## RECORD EXCERPTS
::::

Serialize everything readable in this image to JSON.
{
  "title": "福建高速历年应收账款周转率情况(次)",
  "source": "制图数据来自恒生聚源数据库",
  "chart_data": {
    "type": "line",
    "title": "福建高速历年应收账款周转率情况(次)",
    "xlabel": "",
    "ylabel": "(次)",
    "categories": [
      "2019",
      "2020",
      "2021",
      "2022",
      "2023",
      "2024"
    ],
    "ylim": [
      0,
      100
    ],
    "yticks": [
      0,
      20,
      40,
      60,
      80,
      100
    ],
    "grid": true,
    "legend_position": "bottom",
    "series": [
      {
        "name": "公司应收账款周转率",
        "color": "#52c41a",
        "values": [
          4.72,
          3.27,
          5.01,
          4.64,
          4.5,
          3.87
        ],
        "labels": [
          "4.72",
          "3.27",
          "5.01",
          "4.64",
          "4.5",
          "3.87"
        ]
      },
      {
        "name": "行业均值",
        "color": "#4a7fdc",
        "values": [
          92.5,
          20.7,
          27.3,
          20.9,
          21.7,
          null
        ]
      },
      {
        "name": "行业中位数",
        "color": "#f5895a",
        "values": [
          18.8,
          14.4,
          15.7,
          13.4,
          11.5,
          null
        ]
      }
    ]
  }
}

::::

## WHAT YOU NEED TO DO
Copy out every line of the data that includes "name".

## SOLUTION TO THIS EXERCISE
        "name": "公司应收账款周转率",
        "name": "行业均值",
        "name": "行业中位数",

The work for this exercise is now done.